**Passage provided**
If she wants it to be smooth for business as well as government, let us hope she paid close attention to a paper presented earlier this week to her cabinet’s Brexit committee that, according to the Guardian, outlined the distinctly un-smooth consequences if Britain decides to leave the EU’s customs union.

One of the main arguments presented for leaving the EU has been the desire to cut red tape – the urge to have fewer, simpler regulations on business of all kinds, domestic and international.

Liam Fox, the international trade secretary, is reported  to favour an early British departure from the customs union so as to free his hands to negotiate new trade deals with non-EU countries such as Australia, China and India.

Be careful what you wish for, is the message of the studies presented to the Cabinet by the Treasury, the National Institute for Economic and Social Research, and the London School of Economics.

In place of the simplicity of sharing a trading system with 27 other countries would come complexity, which will be costly for business and thus the British economy. Leaving the customs union would also bring uncertainty – any future government, of whatever ideological stripe, could then change the country’s trading rules, following the political winds of the time.

It was the study’s reported prediction of a fall in GDP of 4.5% by 2030 if Britain pulls out of the customs union which made the headlines. But it is the complexity that would come with leaving the customs union that was arguably its more significant conclusion.

Any economic forecast spanning 13 years can be taken with a huge pinch of salt. Moreover, the consequences for the patterns of Britain’s trade – how much with the EU, how much with other countries – will depend chiefly on what new trade regime the country adopts after Brexit.

The study’s claim that trade with non-EU countries would have to rise by 37% to substitute for potential declines in EU trade should therefore be taken just as an indication of the orders of magnitude of what is at stake.

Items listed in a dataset

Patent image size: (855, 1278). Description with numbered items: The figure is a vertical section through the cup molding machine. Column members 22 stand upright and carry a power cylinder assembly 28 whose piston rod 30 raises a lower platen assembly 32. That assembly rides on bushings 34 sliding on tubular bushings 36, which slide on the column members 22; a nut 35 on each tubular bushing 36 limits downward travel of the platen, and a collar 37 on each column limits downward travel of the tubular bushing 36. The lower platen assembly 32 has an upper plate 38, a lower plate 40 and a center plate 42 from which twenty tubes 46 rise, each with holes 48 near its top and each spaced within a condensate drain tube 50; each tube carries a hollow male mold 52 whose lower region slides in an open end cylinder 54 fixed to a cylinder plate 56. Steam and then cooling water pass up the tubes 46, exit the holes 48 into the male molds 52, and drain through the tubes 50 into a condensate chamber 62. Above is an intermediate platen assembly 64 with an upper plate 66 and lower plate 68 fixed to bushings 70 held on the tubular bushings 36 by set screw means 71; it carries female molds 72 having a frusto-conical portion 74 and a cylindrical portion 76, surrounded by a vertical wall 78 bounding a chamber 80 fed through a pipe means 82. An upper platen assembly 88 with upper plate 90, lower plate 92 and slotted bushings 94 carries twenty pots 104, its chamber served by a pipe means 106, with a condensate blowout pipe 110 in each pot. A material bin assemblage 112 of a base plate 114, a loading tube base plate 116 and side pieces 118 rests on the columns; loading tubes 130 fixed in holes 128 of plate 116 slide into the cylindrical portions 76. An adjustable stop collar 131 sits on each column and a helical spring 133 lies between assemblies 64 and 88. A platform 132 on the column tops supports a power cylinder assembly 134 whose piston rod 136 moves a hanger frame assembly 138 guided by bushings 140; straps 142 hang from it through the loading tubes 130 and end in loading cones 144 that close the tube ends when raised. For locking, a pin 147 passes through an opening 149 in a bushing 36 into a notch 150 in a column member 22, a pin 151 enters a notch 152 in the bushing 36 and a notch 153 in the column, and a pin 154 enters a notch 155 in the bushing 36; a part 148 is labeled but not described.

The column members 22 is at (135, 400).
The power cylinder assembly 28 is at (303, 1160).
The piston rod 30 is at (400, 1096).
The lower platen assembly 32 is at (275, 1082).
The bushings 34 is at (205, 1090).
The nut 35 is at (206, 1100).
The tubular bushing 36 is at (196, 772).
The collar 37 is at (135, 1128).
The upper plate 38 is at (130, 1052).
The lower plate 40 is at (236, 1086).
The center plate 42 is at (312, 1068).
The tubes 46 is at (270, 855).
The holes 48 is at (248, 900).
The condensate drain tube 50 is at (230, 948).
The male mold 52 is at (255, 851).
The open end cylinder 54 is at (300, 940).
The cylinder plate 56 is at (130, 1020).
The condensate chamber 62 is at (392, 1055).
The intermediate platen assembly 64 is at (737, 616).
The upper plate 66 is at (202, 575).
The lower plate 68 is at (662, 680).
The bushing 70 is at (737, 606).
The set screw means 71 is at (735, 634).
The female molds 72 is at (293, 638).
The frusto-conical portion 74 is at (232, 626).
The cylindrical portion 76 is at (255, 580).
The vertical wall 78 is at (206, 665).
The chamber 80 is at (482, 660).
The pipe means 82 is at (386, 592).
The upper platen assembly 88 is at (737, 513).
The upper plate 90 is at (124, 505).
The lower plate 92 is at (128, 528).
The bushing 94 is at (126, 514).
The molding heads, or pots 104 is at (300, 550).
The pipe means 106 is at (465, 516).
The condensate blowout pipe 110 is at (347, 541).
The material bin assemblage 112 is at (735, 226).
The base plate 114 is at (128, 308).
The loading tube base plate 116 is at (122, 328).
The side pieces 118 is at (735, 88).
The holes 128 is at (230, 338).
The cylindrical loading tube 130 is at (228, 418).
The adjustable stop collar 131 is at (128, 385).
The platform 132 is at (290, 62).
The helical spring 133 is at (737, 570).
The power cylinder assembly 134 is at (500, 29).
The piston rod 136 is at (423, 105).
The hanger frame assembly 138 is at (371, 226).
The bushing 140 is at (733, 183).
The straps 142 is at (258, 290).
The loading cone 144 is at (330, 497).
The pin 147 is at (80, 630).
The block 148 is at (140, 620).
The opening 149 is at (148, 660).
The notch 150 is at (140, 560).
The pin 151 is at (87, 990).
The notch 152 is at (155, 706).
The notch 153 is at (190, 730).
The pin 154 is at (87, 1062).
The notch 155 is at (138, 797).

**List of tasks**
• a. In the Brexit passage, which three bodies presented studies to the Cabinet?
• b. Write out the Brexit passage from "Liam Fox, the" up to and including "of the time.".

**Full solutions**
• a. The Treasury, the National Institute for Economic and Social Research, and the London School of Economics.

• b.
Liam Fox, the international trade secretary, is reported  to favour an early British departure from the customs union so as to free his hands to negotiate new trade deals with non-EU countries such as Australia, China and India.

Be careful what you wish for, is the message of the studies presented to the Cabinet by the Treasury, the National Institute for Economic and Social Research, and the London School of Economics.

In place of the simplicity of sharing a trading system with 27 other countries would come complexity, which will be costly for business and thus the British economy. Leaving the customs union would also bring uncertainty – any future government, of whatever ideological stripe, could then change the country’s trading rules, following the political winds of the time.